■ What is asked: Reproduce the entries below in full, word for word.

■ Data extract:
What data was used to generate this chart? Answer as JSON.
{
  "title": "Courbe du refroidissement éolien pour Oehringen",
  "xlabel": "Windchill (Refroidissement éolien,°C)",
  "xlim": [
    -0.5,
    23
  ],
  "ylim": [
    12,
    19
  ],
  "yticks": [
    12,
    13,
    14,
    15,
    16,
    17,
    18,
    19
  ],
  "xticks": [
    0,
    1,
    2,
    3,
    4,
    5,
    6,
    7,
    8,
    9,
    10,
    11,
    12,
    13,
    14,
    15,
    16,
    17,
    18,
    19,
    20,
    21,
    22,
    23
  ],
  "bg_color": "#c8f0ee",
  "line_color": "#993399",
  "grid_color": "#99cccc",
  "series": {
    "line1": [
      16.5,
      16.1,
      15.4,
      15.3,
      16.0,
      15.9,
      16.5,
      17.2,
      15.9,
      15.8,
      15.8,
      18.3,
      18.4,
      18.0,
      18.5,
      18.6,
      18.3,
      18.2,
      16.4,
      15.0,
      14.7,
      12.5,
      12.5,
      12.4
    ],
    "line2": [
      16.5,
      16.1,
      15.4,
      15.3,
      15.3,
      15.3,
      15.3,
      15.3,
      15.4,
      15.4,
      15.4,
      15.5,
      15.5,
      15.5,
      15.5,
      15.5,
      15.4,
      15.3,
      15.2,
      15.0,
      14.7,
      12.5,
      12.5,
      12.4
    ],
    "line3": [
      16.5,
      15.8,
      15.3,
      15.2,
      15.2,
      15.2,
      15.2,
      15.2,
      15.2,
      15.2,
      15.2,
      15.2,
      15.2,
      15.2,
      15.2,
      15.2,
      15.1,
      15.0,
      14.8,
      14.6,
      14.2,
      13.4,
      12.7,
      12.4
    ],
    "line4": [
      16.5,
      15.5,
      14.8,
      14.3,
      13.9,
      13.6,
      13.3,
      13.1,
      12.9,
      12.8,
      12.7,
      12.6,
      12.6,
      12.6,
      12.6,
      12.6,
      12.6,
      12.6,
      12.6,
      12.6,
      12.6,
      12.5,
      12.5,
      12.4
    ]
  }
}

■ Exercise answer:
What data was used to generate this chart? Answer as JSON.
{
  "title": "Courbe du refroidissement éolien pour Oehringen",
  "xlabel": "Windchill (Refroidissement éolien,°C)",
  "xlim": [
    -0.5,
    23
  ],
  "ylim": [
    12,
    19
  ],
  "yticks": [
    12,
    13,
    14,
    15,
    16,
    17,
    18,
    19
  ],
  "xticks": [
    0,
    1,
    2,
    3,
    4,
    5,
    6,
    7,
    8,
    9,
    10,
    11,
    12,
    13,
    14,
    15,
    16,
    17,
    18,
    19,
    20,
    21,
    22,
    23
  ],
  "bg_color": "#c8f0ee",
  "line_color": "#993399",
  "grid_color": "#99cccc",
  "series": {
    "line1": [
      16.5,
      16.1,
      15.4,
      15.3,
      16.0,
      15.9,
      16.5,
      17.2,
      15.9,
      15.8,
      15.8,
      18.3,
      18.4,
      18.0,
      18.5,
      18.6,
      18.3,
      18.2,
      16.4,
      15.0,
      14.7,
      12.5,
      12.5,
      12.4
    ],
    "line2": [
      16.5,
      16.1,
      15.4,
      15.3,
      15.3,
      15.3,
      15.3,
      15.3,
      15.4,
      15.4,
      15.4,
      15.5,
      15.5,
      15.5,
      15.5,
      15.5,
      15.4,
      15.3,
      15.2,
      15.0,
      14.7,
      12.5,
      12.5,
      12.4
    ],
    "line3": [
      16.5,
      15.8,
      15.3,
      15.2,
      15.2,
      15.2,
      15.2,
      15.2,
      15.2,
      15.2,
      15.2,
      15.2,
      15.2,
      15.2,
      15.2,
      15.2,
      15.1,
      15.0,
      14.8,
      14.6,
      14.2,
      13.4,
      12.7,
      12.4
    ],
    "line4": [
      16.5,
      15.5,
      14.8,
      14.3,
      13.9,
      13.6,
      13.3,
      13.1,
      12.9,
      12.8,
      12.7,
      12.6,
      12.6,
      12.6,
      12.6,
      12.6,
      12.6,
      12.6,
      12.6,
      12.6,
      12.6,
      12.5,
      12.5,
      12.4
    ]
  }
}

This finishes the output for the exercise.